REQUIRED WORK:
Each line containing the word "text" should be found and copied.

(Data excerpts)

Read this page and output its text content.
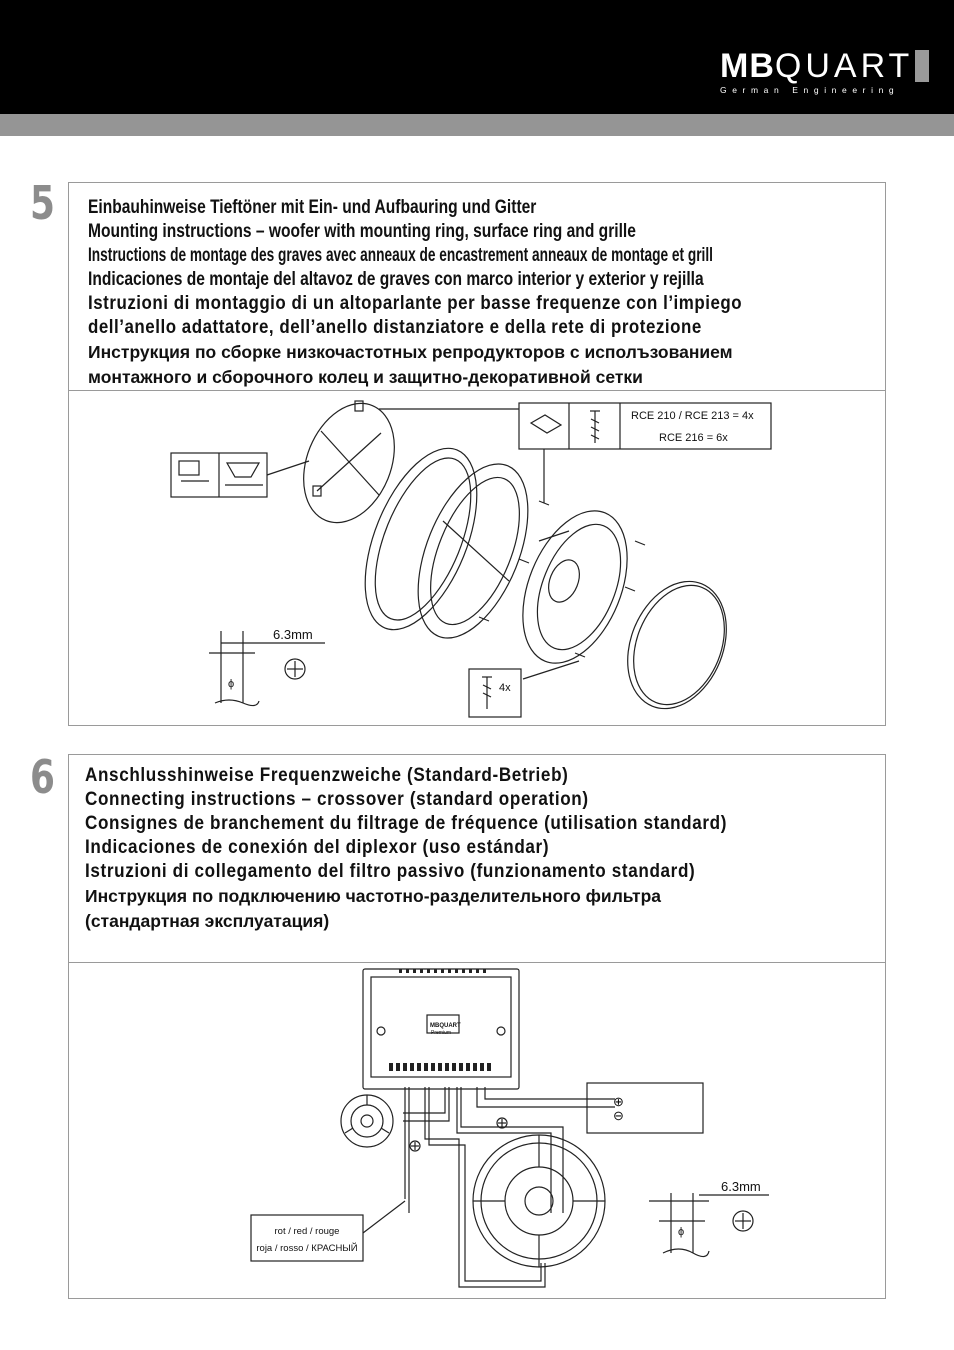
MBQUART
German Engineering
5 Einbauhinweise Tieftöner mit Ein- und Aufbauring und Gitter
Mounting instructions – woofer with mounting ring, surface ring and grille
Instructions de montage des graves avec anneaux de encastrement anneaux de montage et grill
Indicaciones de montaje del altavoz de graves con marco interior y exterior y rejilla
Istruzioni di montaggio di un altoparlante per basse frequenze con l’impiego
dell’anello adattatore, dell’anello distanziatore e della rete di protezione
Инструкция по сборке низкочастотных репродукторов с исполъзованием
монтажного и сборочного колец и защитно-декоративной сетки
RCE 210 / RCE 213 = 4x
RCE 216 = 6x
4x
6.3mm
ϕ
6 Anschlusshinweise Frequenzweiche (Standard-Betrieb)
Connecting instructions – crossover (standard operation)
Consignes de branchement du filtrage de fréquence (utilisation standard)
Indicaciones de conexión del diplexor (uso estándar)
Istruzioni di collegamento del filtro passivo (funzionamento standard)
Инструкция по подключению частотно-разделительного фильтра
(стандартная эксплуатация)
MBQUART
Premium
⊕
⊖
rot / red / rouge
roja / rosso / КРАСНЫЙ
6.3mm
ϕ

* * *

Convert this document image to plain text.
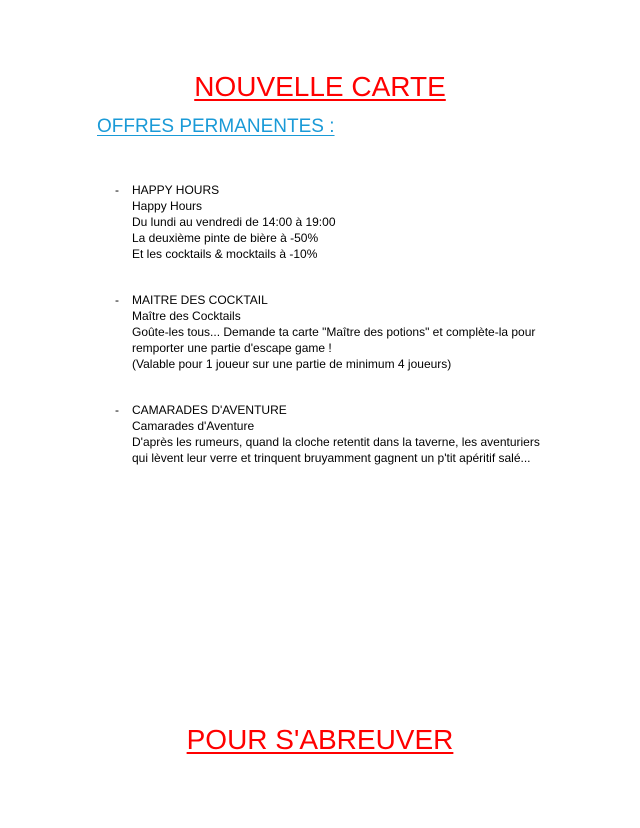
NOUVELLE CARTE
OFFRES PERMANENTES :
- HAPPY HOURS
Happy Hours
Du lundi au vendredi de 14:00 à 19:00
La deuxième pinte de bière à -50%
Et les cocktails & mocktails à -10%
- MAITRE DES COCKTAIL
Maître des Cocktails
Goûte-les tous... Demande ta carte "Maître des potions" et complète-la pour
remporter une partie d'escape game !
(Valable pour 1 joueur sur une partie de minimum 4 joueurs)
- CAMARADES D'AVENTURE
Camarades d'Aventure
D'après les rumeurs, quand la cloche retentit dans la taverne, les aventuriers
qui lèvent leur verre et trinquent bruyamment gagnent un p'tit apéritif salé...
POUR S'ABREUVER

ANSWER FOR THE TASK:
Read this page and output its text content.
Convert this document image to plain text.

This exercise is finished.